**DIRECTIONS FOR THIS TASK**
Looking at the records below, state how many lines include the string "Duration" and add nothing further.

━━━ SUPPLIED RECORDS ━━━

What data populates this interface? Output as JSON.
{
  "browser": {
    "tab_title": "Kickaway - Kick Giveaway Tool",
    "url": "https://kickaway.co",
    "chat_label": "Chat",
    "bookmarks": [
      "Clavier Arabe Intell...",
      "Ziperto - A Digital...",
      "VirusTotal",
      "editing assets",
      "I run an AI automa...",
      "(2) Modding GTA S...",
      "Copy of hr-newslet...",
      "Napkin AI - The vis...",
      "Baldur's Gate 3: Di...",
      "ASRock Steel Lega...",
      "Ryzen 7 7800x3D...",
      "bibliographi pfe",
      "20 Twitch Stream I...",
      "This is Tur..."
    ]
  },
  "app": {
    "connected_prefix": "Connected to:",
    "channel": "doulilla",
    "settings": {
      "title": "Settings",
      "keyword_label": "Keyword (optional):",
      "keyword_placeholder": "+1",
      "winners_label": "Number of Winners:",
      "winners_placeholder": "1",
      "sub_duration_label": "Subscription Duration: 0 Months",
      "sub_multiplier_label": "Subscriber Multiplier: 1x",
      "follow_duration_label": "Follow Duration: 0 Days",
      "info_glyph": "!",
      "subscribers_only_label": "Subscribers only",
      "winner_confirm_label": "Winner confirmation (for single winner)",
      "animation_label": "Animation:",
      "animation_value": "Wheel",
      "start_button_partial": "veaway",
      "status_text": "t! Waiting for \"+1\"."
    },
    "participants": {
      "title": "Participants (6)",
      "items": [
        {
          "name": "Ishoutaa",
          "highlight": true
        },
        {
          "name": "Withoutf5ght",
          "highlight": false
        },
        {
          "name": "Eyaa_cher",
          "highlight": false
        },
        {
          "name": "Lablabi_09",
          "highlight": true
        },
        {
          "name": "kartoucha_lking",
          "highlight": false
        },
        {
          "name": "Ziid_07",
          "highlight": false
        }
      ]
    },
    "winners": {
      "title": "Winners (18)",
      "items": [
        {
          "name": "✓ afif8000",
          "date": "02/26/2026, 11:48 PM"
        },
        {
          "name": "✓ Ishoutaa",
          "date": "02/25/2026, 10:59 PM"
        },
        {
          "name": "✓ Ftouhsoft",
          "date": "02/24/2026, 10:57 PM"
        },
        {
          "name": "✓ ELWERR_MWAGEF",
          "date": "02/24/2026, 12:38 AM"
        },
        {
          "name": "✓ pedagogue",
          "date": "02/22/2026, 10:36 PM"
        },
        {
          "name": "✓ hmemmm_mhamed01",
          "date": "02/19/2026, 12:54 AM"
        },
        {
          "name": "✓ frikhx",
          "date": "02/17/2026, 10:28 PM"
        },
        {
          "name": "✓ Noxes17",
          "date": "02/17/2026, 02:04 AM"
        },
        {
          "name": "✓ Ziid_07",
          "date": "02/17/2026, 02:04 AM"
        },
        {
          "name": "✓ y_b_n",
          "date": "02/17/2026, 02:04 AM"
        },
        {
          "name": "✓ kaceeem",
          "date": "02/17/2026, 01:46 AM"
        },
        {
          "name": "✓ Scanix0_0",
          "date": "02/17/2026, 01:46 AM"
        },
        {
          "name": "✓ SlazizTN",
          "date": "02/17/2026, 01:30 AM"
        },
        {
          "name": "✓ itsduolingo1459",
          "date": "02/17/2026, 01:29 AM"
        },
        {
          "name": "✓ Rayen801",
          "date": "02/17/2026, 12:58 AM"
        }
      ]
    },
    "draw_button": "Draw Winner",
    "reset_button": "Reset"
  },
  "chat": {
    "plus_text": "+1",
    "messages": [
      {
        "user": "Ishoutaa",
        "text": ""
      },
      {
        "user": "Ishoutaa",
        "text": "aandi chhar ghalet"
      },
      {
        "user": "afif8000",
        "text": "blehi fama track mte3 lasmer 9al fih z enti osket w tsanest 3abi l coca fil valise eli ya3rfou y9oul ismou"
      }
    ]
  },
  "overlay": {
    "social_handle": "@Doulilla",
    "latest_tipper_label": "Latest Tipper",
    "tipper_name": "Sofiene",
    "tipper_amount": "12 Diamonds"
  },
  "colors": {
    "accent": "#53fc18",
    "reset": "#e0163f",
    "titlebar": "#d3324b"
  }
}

━━━

**EXPECTED OUTPUT**
2